Segment Start: Document excerpt
The Absolute Worst Places To Drive In The UK

The Absolute Worst Places To Drive In The UK

The Absolute Worst Places To Drive In The UK

The worst places to drive in the UK all have something in common; plenty of speed cameras, abundant potholes and extensive congestion. That’s according to a new report…

Worst Places To Drive

Money Barn, a car finance company, has collected data in order to determine where the worst places to drive are in the UK. This data concerns the amount of speed cameras and potholes there are in a given area, as well as traffic density and typical delays. Whilst some of the spots are precisely what you’d expect, others are may surprise you.

At the top of the list is (you guessed it) Greater London. It’s officially the worst place to drive in the entire country. Based on all of the included metrics in the report, it scores high. For delays and traffic it scored a solid 10 out of 10 and for potholes a depressing 8.7. Unusually, however, it came out with a pretty average score of 5.83 for speed cameras; the area’s one saving grace.
Segment End: Document excerpt
__Work item__
From the article on the worst places to drive in the UK, list every factor that Money Barn's data covers.
Segment Start: Material provided
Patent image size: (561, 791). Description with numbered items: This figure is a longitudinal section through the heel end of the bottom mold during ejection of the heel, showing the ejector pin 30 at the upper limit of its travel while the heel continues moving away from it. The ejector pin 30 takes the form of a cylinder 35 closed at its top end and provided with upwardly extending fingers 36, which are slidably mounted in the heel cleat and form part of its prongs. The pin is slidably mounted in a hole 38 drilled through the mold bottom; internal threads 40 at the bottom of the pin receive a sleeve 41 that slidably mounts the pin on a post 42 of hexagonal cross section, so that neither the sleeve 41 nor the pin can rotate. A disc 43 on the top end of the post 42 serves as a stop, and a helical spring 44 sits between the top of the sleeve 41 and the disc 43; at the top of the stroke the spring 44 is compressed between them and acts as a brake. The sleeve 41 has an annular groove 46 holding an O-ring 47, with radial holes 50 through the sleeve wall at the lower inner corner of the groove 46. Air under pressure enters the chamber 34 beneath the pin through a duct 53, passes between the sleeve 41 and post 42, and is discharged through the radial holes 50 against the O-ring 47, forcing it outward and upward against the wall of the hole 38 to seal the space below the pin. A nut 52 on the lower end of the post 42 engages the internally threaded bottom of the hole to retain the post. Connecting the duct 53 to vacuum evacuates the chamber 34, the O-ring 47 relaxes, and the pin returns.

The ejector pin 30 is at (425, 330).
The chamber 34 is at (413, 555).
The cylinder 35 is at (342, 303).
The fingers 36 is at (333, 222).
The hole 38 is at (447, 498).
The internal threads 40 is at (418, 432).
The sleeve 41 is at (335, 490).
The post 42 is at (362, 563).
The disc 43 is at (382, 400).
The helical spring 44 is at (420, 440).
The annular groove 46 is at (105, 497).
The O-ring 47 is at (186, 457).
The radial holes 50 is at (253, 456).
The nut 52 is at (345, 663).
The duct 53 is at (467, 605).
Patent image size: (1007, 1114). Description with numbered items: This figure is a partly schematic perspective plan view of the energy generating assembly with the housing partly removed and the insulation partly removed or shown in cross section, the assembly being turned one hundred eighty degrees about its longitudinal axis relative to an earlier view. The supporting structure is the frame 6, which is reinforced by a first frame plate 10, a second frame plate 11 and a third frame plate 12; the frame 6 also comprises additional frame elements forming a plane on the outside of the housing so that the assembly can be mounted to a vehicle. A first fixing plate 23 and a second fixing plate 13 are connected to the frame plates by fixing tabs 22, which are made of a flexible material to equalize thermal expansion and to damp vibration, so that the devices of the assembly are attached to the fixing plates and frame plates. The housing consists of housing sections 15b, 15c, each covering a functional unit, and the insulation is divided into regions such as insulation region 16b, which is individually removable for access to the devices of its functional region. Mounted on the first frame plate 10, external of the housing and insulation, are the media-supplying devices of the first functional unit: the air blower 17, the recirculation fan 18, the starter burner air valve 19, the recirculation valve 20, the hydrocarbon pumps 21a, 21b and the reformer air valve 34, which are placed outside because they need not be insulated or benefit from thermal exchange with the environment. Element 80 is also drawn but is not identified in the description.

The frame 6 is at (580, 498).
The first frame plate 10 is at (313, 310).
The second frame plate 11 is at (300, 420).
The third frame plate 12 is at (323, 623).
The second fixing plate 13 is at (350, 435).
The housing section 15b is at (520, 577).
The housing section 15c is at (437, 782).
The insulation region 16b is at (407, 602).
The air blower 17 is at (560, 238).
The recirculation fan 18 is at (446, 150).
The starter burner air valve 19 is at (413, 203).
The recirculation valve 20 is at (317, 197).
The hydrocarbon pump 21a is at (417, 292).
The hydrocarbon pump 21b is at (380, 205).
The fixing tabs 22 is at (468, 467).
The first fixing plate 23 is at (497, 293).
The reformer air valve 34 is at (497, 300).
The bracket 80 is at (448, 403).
Segment End: Material provided
__Problem solution__
- The number of speed cameras in an area
- The number of potholes in an area
- Traffic density
- Typical delays